_Written request_
Set the data down again, exactly as it reads, but without the pictures.

--- Material shown ---

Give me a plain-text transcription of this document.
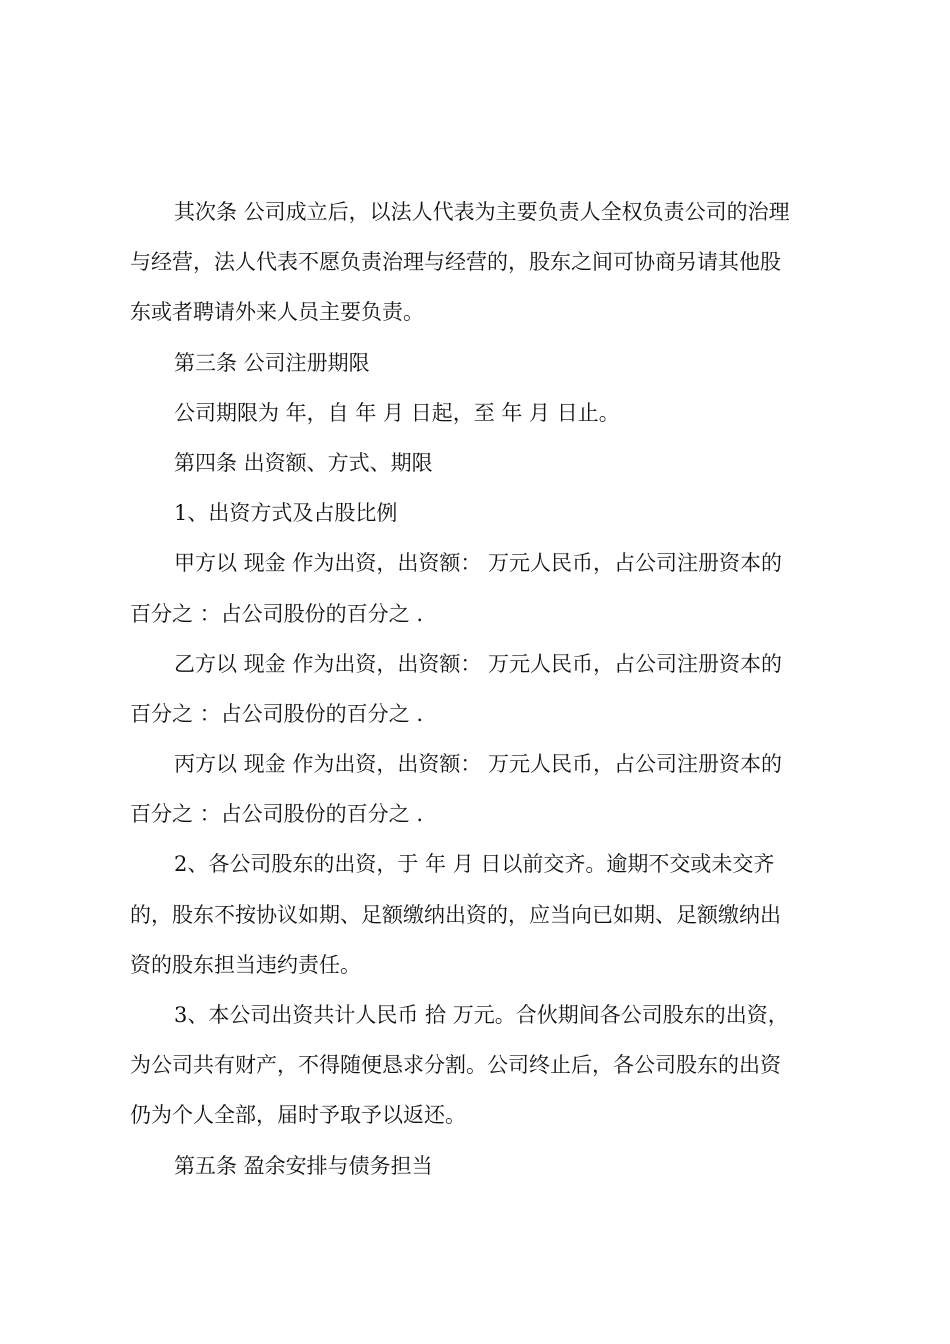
其次条 公司成立后，以法人代表为主要负责人全权负责公司的治理
与经营，法人代表不愿负责治理与经营的，股东之间可协商另请其他股
东或者聘请外来人员主要负责。
第三条 公司注册期限
公司期限为 年，自 年 月 日起，至 年 月 日止。
第四条 出资额、方式、期限
1、出资方式及占股比例
甲方以 现金 作为出资，出资额： 万元人民币，占公司注册资本的
百分之 ：占公司股份的百分之 .
乙方以 现金 作为出资，出资额： 万元人民币，占公司注册资本的
百分之 ：占公司股份的百分之 .
丙方以 现金 作为出资，出资额： 万元人民币，占公司注册资本的
百分之 ：占公司股份的百分之 .
2、各公司股东的出资，于 年 月 日以前交齐。逾期不交或未交齐
的，股东不按协议如期、足额缴纳出资的，应当向已如期、足额缴纳出
资的股东担当违约责任。
3、本公司出资共计人民币 拾 万元。合伙期间各公司股东的出资，
为公司共有财产，不得随便恳求分割。公司终止后，各公司股东的出资
仍为个人全部，届时予取予以返还。
第五条 盈余安排与债务担当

---

_Correct output_
Give me a plain-text transcription of this document.
其次条 公司成立后，以法人代表为主要负责人全权负责公司的治理
与经营，法人代表不愿负责治理与经营的，股东之间可协商另请其他股
东或者聘请外来人员主要负责。
第三条 公司注册期限
公司期限为 年，自 年 月 日起，至 年 月 日止。
第四条 出资额、方式、期限
1、出资方式及占股比例
甲方以 现金 作为出资，出资额： 万元人民币，占公司注册资本的
百分之 ：占公司股份的百分之 .
乙方以 现金 作为出资，出资额： 万元人民币，占公司注册资本的
百分之 ：占公司股份的百分之 .
丙方以 现金 作为出资，出资额： 万元人民币，占公司注册资本的
百分之 ：占公司股份的百分之 .
2、各公司股东的出资，于 年 月 日以前交齐。逾期不交或未交齐
的，股东不按协议如期、足额缴纳出资的，应当向已如期、足额缴纳出
资的股东担当违约责任。
3、本公司出资共计人民币 拾 万元。合伙期间各公司股东的出资，
为公司共有财产，不得随便恳求分割。公司终止后，各公司股东的出资
仍为个人全部，届时予取予以返还。
第五条 盈余安排与债务担当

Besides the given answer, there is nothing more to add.